> **PROVIDED DATA**:
========================================================================
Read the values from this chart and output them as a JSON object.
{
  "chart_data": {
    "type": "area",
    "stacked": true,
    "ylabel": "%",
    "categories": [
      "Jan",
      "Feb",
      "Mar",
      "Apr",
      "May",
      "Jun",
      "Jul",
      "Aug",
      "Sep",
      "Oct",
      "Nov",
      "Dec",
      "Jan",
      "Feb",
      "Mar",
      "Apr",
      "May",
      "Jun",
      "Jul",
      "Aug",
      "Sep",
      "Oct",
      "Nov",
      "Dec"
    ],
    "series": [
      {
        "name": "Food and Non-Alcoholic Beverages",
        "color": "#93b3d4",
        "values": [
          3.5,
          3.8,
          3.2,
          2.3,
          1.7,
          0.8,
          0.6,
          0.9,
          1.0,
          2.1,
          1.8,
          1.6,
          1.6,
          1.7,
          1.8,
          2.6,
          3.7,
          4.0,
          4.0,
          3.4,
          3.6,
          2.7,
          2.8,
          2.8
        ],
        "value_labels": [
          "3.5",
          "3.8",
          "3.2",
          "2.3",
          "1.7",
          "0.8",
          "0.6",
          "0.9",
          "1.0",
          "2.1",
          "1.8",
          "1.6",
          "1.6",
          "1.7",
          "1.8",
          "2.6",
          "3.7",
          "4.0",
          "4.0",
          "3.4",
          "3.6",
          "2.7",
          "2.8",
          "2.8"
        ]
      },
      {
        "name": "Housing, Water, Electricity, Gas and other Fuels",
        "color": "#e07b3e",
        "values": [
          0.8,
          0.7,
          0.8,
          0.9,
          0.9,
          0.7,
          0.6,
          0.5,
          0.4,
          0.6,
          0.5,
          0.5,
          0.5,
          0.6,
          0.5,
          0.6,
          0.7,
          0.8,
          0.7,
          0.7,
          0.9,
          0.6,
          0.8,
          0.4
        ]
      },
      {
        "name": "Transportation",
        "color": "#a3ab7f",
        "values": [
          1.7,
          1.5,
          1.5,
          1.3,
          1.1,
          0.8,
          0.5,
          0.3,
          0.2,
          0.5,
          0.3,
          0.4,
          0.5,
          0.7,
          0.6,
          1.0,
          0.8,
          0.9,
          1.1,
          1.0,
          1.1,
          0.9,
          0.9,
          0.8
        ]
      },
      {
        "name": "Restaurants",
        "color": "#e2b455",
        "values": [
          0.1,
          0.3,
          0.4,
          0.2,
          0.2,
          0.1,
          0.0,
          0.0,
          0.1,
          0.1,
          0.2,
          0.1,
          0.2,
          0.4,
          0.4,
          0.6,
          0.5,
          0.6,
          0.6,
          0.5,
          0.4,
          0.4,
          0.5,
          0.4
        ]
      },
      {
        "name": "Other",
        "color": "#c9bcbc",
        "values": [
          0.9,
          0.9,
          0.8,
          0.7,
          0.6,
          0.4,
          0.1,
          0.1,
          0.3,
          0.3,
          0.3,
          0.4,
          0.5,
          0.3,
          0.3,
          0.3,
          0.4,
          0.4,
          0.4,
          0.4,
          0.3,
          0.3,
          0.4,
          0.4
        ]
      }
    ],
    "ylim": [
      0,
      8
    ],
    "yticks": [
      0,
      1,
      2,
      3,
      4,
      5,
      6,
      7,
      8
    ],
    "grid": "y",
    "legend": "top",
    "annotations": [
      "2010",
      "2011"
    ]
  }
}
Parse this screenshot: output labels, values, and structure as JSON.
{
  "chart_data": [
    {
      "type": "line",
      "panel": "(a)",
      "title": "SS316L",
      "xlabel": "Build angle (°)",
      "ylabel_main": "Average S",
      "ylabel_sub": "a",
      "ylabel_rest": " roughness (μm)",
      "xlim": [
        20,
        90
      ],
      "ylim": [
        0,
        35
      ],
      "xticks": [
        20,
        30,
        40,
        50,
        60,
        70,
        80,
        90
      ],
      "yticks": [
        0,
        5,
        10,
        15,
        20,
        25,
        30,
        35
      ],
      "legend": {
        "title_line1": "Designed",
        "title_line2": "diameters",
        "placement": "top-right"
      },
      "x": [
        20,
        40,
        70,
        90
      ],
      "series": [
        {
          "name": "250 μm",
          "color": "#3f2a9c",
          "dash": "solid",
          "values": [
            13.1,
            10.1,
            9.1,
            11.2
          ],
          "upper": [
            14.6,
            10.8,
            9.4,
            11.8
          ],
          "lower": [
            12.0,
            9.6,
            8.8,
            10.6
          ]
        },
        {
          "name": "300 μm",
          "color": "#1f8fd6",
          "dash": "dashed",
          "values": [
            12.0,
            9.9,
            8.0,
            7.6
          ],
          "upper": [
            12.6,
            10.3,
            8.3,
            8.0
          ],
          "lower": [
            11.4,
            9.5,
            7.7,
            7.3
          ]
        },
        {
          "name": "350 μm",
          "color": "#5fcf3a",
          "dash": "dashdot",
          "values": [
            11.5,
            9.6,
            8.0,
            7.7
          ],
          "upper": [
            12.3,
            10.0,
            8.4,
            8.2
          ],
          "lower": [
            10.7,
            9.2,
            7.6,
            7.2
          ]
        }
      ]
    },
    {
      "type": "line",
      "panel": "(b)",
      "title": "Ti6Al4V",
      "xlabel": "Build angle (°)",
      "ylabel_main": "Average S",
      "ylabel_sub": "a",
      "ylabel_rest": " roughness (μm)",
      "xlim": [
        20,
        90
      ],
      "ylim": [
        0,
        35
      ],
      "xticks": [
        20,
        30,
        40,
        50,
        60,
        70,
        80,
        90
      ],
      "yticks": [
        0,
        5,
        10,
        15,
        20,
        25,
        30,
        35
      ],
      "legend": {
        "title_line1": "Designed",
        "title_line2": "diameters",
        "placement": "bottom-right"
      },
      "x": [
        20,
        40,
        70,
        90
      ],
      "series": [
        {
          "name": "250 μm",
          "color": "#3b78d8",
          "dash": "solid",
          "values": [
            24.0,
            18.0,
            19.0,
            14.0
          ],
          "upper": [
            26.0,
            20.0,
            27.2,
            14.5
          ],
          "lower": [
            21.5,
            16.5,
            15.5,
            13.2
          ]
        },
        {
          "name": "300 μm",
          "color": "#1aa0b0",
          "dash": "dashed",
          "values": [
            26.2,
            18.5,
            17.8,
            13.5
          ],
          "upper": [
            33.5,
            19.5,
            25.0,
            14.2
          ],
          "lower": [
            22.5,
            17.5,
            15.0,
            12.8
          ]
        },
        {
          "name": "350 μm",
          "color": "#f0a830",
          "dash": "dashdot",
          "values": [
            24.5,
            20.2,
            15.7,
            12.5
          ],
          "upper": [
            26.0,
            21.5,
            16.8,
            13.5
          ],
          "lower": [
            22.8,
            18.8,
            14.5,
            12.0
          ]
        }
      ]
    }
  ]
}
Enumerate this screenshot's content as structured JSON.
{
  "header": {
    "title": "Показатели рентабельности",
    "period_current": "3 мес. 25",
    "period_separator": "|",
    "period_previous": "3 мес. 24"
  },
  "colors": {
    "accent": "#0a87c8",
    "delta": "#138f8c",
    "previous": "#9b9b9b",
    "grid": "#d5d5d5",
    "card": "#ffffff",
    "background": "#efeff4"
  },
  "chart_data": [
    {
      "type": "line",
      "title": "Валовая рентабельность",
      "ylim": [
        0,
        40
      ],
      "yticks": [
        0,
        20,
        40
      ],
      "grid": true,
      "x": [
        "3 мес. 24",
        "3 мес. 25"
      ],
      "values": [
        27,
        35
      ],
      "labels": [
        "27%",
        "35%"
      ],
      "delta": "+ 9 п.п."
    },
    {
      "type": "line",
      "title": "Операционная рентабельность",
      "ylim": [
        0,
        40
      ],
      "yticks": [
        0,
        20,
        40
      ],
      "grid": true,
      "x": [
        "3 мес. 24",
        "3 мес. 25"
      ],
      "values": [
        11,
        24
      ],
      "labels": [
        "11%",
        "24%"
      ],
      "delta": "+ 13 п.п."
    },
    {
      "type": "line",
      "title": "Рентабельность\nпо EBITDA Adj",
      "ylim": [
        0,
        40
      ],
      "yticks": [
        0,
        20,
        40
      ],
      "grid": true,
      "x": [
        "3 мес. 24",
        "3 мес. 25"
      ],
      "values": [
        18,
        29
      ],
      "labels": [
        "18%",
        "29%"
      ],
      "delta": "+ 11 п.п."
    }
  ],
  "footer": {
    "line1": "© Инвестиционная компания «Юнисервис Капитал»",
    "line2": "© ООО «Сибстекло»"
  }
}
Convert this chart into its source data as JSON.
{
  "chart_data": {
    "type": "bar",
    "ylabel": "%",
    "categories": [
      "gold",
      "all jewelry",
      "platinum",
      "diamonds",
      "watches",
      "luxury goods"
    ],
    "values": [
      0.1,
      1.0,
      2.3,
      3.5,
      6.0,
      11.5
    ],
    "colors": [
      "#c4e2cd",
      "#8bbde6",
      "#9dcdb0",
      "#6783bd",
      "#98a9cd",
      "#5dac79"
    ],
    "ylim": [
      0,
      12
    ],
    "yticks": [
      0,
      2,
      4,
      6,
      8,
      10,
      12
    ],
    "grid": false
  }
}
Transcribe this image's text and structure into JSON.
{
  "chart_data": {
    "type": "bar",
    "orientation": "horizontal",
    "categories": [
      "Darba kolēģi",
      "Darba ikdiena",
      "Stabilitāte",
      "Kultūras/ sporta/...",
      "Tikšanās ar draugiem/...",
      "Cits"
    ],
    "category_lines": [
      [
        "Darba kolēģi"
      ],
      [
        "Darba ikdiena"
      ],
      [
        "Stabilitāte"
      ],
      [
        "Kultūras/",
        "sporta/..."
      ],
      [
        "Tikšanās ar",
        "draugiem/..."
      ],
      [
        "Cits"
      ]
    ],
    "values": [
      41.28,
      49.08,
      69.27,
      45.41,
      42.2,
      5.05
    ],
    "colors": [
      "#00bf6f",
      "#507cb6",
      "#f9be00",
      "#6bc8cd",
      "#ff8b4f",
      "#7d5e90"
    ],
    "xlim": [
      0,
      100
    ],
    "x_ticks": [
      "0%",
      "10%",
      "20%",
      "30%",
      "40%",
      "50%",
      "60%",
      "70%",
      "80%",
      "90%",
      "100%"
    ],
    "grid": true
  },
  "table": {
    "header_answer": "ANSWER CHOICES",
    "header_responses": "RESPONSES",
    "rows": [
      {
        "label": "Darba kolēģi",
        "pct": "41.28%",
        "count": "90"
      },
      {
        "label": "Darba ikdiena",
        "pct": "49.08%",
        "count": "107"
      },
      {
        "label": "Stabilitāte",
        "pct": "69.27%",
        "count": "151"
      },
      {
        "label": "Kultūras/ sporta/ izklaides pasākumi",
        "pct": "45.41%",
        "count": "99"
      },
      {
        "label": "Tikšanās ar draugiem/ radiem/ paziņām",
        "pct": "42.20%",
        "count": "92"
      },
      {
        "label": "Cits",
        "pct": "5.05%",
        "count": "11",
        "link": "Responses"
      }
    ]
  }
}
========================================================================
> **TASK REQUIREMENTS**: Report all lines of the data above that include the string "kolēģi".

> **EXERCISE ANSWER**:
      "Darba kolēģi",
        "Darba kolēģi"
        "label": "Darba kolēģi",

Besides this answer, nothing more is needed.